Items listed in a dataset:
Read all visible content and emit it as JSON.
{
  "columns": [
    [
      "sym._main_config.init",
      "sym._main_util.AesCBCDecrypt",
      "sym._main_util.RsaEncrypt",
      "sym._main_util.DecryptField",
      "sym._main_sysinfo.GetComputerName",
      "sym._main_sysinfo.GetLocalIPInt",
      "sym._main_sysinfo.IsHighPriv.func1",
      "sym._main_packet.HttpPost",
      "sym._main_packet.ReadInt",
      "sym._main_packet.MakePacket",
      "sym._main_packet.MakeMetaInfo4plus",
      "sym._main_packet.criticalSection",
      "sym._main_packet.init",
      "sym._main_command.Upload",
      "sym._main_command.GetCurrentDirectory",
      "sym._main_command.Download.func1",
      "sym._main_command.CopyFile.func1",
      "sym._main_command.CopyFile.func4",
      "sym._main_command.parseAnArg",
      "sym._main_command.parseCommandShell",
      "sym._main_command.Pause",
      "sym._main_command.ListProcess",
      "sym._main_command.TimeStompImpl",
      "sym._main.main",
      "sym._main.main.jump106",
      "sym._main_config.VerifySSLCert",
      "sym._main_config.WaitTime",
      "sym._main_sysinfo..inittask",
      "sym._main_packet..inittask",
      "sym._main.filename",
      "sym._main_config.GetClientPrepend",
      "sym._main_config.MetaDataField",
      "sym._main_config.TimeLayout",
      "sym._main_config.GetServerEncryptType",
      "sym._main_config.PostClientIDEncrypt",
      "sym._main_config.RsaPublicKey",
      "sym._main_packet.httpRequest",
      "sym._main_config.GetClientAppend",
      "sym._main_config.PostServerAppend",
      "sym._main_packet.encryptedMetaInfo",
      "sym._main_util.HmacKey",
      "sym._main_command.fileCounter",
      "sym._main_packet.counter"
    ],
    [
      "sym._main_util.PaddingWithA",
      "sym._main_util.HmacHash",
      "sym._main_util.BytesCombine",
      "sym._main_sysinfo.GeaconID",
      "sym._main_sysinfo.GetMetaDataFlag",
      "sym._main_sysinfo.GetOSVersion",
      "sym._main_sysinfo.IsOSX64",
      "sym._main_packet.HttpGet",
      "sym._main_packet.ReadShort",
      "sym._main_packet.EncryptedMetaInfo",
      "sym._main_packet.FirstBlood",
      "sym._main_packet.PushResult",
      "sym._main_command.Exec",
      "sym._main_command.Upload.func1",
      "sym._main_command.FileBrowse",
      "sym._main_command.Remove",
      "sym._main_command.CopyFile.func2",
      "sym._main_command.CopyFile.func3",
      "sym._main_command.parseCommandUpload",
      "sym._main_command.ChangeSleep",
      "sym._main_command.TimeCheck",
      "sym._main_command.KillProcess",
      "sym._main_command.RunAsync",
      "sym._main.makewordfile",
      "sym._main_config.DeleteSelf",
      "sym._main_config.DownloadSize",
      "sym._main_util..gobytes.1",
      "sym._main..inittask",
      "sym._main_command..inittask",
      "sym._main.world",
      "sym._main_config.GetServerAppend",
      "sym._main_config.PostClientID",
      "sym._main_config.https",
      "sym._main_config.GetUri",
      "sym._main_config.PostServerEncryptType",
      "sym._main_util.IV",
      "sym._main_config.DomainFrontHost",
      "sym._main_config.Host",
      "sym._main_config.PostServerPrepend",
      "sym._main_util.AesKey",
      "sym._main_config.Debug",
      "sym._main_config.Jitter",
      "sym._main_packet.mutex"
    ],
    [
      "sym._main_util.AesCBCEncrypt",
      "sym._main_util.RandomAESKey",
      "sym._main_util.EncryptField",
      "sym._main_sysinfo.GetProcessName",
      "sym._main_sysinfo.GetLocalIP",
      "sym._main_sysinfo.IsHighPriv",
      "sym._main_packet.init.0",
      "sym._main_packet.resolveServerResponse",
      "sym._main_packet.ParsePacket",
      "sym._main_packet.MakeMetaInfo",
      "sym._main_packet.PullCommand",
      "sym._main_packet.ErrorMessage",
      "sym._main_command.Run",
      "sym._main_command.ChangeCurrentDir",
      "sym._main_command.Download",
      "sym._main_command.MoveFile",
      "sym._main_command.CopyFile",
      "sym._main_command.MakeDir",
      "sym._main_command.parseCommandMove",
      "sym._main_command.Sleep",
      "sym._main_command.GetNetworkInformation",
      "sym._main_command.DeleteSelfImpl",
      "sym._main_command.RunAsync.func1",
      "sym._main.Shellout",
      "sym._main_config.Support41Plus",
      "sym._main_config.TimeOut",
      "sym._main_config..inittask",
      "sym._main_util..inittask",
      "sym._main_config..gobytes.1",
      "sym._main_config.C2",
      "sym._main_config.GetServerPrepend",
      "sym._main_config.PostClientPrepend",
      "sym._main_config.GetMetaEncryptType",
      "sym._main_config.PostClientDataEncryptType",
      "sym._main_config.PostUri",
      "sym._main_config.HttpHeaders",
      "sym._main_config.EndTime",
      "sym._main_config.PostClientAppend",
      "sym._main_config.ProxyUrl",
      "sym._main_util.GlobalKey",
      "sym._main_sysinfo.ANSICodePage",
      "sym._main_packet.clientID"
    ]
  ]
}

YOUR INSTRUCTIONS:
Recopy the entries above in their entirety, exactly.

FULL OUTPUT:
Read all visible content and emit it as JSON.
{
  "columns": [
    [
      "sym._main_config.init",
      "sym._main_util.AesCBCDecrypt",
      "sym._main_util.RsaEncrypt",
      "sym._main_util.DecryptField",
      "sym._main_sysinfo.GetComputerName",
      "sym._main_sysinfo.GetLocalIPInt",
      "sym._main_sysinfo.IsHighPriv.func1",
      "sym._main_packet.HttpPost",
      "sym._main_packet.ReadInt",
      "sym._main_packet.MakePacket",
      "sym._main_packet.MakeMetaInfo4plus",
      "sym._main_packet.criticalSection",
      "sym._main_packet.init",
      "sym._main_command.Upload",
      "sym._main_command.GetCurrentDirectory",
      "sym._main_command.Download.func1",
      "sym._main_command.CopyFile.func1",
      "sym._main_command.CopyFile.func4",
      "sym._main_command.parseAnArg",
      "sym._main_command.parseCommandShell",
      "sym._main_command.Pause",
      "sym._main_command.ListProcess",
      "sym._main_command.TimeStompImpl",
      "sym._main.main",
      "sym._main.main.jump106",
      "sym._main_config.VerifySSLCert",
      "sym._main_config.WaitTime",
      "sym._main_sysinfo..inittask",
      "sym._main_packet..inittask",
      "sym._main.filename",
      "sym._main_config.GetClientPrepend",
      "sym._main_config.MetaDataField",
      "sym._main_config.TimeLayout",
      "sym._main_config.GetServerEncryptType",
      "sym._main_config.PostClientIDEncrypt",
      "sym._main_config.RsaPublicKey",
      "sym._main_packet.httpRequest",
      "sym._main_config.GetClientAppend",
      "sym._main_config.PostServerAppend",
      "sym._main_packet.encryptedMetaInfo",
      "sym._main_util.HmacKey",
      "sym._main_command.fileCounter",
      "sym._main_packet.counter"
    ],
    [
      "sym._main_util.PaddingWithA",
      "sym._main_util.HmacHash",
      "sym._main_util.BytesCombine",
      "sym._main_sysinfo.GeaconID",
      "sym._main_sysinfo.GetMetaDataFlag",
      "sym._main_sysinfo.GetOSVersion",
      "sym._main_sysinfo.IsOSX64",
      "sym._main_packet.HttpGet",
      "sym._main_packet.ReadShort",
      "sym._main_packet.EncryptedMetaInfo",
      "sym._main_packet.FirstBlood",
      "sym._main_packet.PushResult",
      "sym._main_command.Exec",
      "sym._main_command.Upload.func1",
      "sym._main_command.FileBrowse",
      "sym._main_command.Remove",
      "sym._main_command.CopyFile.func2",
      "sym._main_command.CopyFile.func3",
      "sym._main_command.parseCommandUpload",
      "sym._main_command.ChangeSleep",
      "sym._main_command.TimeCheck",
      "sym._main_command.KillProcess",
      "sym._main_command.RunAsync",
      "sym._main.makewordfile",
      "sym._main_config.DeleteSelf",
      "sym._main_config.DownloadSize",
      "sym._main_util..gobytes.1",
      "sym._main..inittask",
      "sym._main_command..inittask",
      "sym._main.world",
      "sym._main_config.GetServerAppend",
      "sym._main_config.PostClientID",
      "sym._main_config.https",
      "sym._main_config.GetUri",
      "sym._main_config.PostServerEncryptType",
      "sym._main_util.IV",
      "sym._main_config.DomainFrontHost",
      "sym._main_config.Host",
      "sym._main_config.PostServerPrepend",
      "sym._main_util.AesKey",
      "sym._main_config.Debug",
      "sym._main_config.Jitter",
      "sym._main_packet.mutex"
    ],
    [
      "sym._main_util.AesCBCEncrypt",
      "sym._main_util.RandomAESKey",
      "sym._main_util.EncryptField",
      "sym._main_sysinfo.GetProcessName",
      "sym._main_sysinfo.GetLocalIP",
      "sym._main_sysinfo.IsHighPriv",
      "sym._main_packet.init.0",
      "sym._main_packet.resolveServerResponse",
      "sym._main_packet.ParsePacket",
      "sym._main_packet.MakeMetaInfo",
      "sym._main_packet.PullCommand",
      "sym._main_packet.ErrorMessage",
      "sym._main_command.Run",
      "sym._main_command.ChangeCurrentDir",
      "sym._main_command.Download",
      "sym._main_command.MoveFile",
      "sym._main_command.CopyFile",
      "sym._main_command.MakeDir",
      "sym._main_command.parseCommandMove",
      "sym._main_command.Sleep",
      "sym._main_command.GetNetworkInformation",
      "sym._main_command.DeleteSelfImpl",
      "sym._main_command.RunAsync.func1",
      "sym._main.Shellout",
      "sym._main_config.Support41Plus",
      "sym._main_config.TimeOut",
      "sym._main_config..inittask",
      "sym._main_util..inittask",
      "sym._main_config..gobytes.1",
      "sym._main_config.C2",
      "sym._main_config.GetServerPrepend",
      "sym._main_config.PostClientPrepend",
      "sym._main_config.GetMetaEncryptType",
      "sym._main_config.PostClientDataEncryptType",
      "sym._main_config.PostUri",
      "sym._main_config.HttpHeaders",
      "sym._main_config.EndTime",
      "sym._main_config.PostClientAppend",
      "sym._main_config.ProxyUrl",
      "sym._main_util.GlobalKey",
      "sym._main_sysinfo.ANSICodePage",
      "sym._main_packet.clientID"
    ]
  ]
}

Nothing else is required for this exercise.